==== Supplied information
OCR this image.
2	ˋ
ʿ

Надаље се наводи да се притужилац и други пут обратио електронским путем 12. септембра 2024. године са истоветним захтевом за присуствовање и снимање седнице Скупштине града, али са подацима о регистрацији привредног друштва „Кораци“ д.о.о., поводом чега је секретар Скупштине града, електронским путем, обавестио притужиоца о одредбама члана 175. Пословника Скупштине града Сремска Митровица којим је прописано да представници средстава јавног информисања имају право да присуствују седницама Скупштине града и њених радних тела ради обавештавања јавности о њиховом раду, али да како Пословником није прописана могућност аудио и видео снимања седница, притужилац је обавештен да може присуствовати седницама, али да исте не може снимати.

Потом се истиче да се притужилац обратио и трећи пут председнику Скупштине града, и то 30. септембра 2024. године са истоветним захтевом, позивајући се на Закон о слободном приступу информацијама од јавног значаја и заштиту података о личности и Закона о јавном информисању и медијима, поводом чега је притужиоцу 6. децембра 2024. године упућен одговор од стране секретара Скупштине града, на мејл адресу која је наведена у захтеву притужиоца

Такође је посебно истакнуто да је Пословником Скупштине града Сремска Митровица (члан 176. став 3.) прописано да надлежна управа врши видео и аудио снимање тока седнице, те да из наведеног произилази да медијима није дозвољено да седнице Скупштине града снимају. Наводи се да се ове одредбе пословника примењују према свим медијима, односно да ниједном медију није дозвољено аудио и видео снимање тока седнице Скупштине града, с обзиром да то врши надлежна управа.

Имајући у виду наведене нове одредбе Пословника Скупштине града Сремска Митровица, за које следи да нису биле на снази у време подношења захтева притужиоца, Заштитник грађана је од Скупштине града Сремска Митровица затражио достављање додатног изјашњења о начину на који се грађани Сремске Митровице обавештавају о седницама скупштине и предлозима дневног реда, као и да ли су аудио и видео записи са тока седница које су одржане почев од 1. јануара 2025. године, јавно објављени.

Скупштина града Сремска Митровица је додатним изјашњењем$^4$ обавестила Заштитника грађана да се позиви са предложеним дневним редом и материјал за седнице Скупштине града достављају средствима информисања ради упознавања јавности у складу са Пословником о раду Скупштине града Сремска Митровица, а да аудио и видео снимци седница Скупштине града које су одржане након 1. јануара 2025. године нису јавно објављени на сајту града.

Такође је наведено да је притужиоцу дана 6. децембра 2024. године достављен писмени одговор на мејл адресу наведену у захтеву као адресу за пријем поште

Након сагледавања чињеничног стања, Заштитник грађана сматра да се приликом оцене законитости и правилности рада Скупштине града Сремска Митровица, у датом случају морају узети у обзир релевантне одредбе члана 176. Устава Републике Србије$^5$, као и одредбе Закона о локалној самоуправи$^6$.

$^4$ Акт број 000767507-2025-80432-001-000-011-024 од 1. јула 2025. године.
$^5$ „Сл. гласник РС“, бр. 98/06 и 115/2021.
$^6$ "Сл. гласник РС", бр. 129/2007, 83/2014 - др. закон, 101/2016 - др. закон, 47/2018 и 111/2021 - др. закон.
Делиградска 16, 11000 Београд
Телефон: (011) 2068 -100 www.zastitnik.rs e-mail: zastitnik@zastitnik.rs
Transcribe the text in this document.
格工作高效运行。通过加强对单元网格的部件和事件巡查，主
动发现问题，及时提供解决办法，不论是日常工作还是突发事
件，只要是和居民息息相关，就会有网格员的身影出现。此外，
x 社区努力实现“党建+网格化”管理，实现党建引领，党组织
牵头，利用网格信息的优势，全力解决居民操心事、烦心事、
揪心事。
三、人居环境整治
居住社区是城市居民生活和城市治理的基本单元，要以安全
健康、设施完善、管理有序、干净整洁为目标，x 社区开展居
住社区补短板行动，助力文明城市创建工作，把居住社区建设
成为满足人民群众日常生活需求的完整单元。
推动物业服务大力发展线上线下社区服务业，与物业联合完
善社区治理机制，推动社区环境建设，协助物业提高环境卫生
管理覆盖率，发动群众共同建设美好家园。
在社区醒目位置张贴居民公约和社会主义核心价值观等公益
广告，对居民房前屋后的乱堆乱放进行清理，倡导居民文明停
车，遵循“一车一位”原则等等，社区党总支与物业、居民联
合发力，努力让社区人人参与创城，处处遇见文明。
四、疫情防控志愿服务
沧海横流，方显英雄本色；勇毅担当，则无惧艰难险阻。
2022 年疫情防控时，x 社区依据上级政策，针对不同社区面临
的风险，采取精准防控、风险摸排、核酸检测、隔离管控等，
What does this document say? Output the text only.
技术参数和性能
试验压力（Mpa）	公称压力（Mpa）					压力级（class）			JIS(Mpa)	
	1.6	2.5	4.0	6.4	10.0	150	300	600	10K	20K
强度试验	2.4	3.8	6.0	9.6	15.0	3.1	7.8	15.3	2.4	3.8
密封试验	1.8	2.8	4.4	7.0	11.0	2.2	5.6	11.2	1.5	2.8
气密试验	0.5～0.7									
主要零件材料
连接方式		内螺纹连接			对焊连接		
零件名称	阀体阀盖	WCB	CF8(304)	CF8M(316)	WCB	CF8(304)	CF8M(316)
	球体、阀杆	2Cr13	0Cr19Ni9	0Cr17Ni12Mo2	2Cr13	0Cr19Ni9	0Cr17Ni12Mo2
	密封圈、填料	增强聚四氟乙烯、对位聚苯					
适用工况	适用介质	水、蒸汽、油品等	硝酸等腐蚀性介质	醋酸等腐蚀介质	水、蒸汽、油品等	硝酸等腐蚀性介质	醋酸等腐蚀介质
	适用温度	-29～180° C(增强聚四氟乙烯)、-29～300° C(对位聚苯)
========
◆ **Exercise directions**
Write out every entry again exactly, please, with nothing missing.

◆ **Answer to the exercise**
OCR this image.
2	ˋ
ʿ

Надаље се наводи да се притужилац и други пут обратио електронским путем 12. септембра 2024. године са истоветним захтевом за присуствовање и снимање седнице Скупштине града, али са подацима о регистрацији привредног друштва „Кораци“ д.о.о., поводом чега је секретар Скупштине града, електронским путем, обавестио притужиоца о одредбама члана 175. Пословника Скупштине града Сремска Митровица којим је прописано да представници средстава јавног информисања имају право да присуствују седницама Скупштине града и њених радних тела ради обавештавања јавности о њиховом раду, али да како Пословником није прописана могућност аудио и видео снимања седница, притужилац је обавештен да може присуствовати седницама, али да исте не може снимати.

Потом се истиче да се притужилац обратио и трећи пут председнику Скупштине града, и то 30. септембра 2024. године са истоветним захтевом, позивајући се на Закон о слободном приступу информацијама од јавног значаја и заштиту података о личности и Закона о јавном информисању и медијима, поводом чега је притужиоцу 6. децембра 2024. године упућен одговор од стране секретара Скупштине града, на мејл адресу која је наведена у захтеву притужиоца

Такође је посебно истакнуто да је Пословником Скупштине града Сремска Митровица (члан 176. став 3.) прописано да надлежна управа врши видео и аудио снимање тока седнице, те да из наведеног произилази да медијима није дозвољено да седнице Скупштине града снимају. Наводи се да се ове одредбе пословника примењују према свим медијима, односно да ниједном медију није дозвољено аудио и видео снимање тока седнице Скупштине града, с обзиром да то врши надлежна управа.

Имајући у виду наведене нове одредбе Пословника Скупштине града Сремска Митровица, за које следи да нису биле на снази у време подношења захтева притужиоца, Заштитник грађана је од Скупштине града Сремска Митровица затражио достављање додатног изјашњења о начину на који се грађани Сремске Митровице обавештавају о седницама скупштине и предлозима дневног реда, као и да ли су аудио и видео записи са тока седница које су одржане почев од 1. јануара 2025. године, јавно објављени.

Скупштина града Сремска Митровица је додатним изјашњењем$^4$ обавестила Заштитника грађана да се позиви са предложеним дневним редом и материјал за седнице Скупштине града достављају средствима информисања ради упознавања јавности у складу са Пословником о раду Скупштине града Сремска Митровица, а да аудио и видео снимци седница Скупштине града које су одржане након 1. јануара 2025. године нису јавно објављени на сајту града.

Такође је наведено да је притужиоцу дана 6. децембра 2024. године достављен писмени одговор на мејл адресу наведену у захтеву као адресу за пријем поште

Након сагледавања чињеничног стања, Заштитник грађана сматра да се приликом оцене законитости и правилности рада Скупштине града Сремска Митровица, у датом случају морају узети у обзир релевантне одредбе члана 176. Устава Републике Србије$^5$, као и одредбе Закона о локалној самоуправи$^6$.

$^4$ Акт број 000767507-2025-80432-001-000-011-024 од 1. јула 2025. године.
$^5$ „Сл. гласник РС“, бр. 98/06 и 115/2021.
$^6$ "Сл. гласник РС", бр. 129/2007, 83/2014 - др. закон, 101/2016 - др. закон, 47/2018 и 111/2021 - др. закон.
Делиградска 16, 11000 Београд
Телефон: (011) 2068 -100 www.zastitnik.rs e-mail: zastitnik@zastitnik.rs
Transcribe the text in this document.
格工作高效运行。通过加强对单元网格的部件和事件巡查，主
动发现问题，及时提供解决办法，不论是日常工作还是突发事
件，只要是和居民息息相关，就会有网格员的身影出现。此外，
x 社区努力实现“党建+网格化”管理，实现党建引领，党组织
牵头，利用网格信息的优势，全力解决居民操心事、烦心事、
揪心事。
三、人居环境整治
居住社区是城市居民生活和城市治理的基本单元，要以安全
健康、设施完善、管理有序、干净整洁为目标，x 社区开展居
住社区补短板行动，助力文明城市创建工作，把居住社区建设
成为满足人民群众日常生活需求的完整单元。
推动物业服务大力发展线上线下社区服务业，与物业联合完
善社区治理机制，推动社区环境建设，协助物业提高环境卫生
管理覆盖率，发动群众共同建设美好家园。
在社区醒目位置张贴居民公约和社会主义核心价值观等公益
广告，对居民房前屋后的乱堆乱放进行清理，倡导居民文明停
车，遵循“一车一位”原则等等，社区党总支与物业、居民联
合发力，努力让社区人人参与创城，处处遇见文明。
四、疫情防控志愿服务
沧海横流，方显英雄本色；勇毅担当，则无惧艰难险阻。
2022 年疫情防控时，x 社区依据上级政策，针对不同社区面临
的风险，采取精准防控、风险摸排、核酸检测、隔离管控等，
What does this document say? Output the text only.
技术参数和性能
试验压力（Mpa）	公称压力（Mpa）					压力级（class）			JIS(Mpa)	
	1.6	2.5	4.0	6.4	10.0	150	300	600	10K	20K
强度试验	2.4	3.8	6.0	9.6	15.0	3.1	7.8	15.3	2.4	3.8
密封试验	1.8	2.8	4.4	7.0	11.0	2.2	5.6	11.2	1.5	2.8
气密试验	0.5～0.7									
主要零件材料
连接方式		内螺纹连接			对焊连接		
零件名称	阀体阀盖	WCB	CF8(304)	CF8M(316)	WCB	CF8(304)	CF8M(316)
	球体、阀杆	2Cr13	0Cr19Ni9	0Cr17Ni12Mo2	2Cr13	0Cr19Ni9	0Cr17Ni12Mo2
	密封圈、填料	增强聚四氟乙烯、对位聚苯					
适用工况	适用介质	水、蒸汽、油品等	硝酸等腐蚀性介质	醋酸等腐蚀介质	水、蒸汽、油品等	硝酸等腐蚀性介质	醋酸等腐蚀介质
	适用温度	-29～180° C(增强聚四氟乙烯)、-29～300° C(对位聚苯)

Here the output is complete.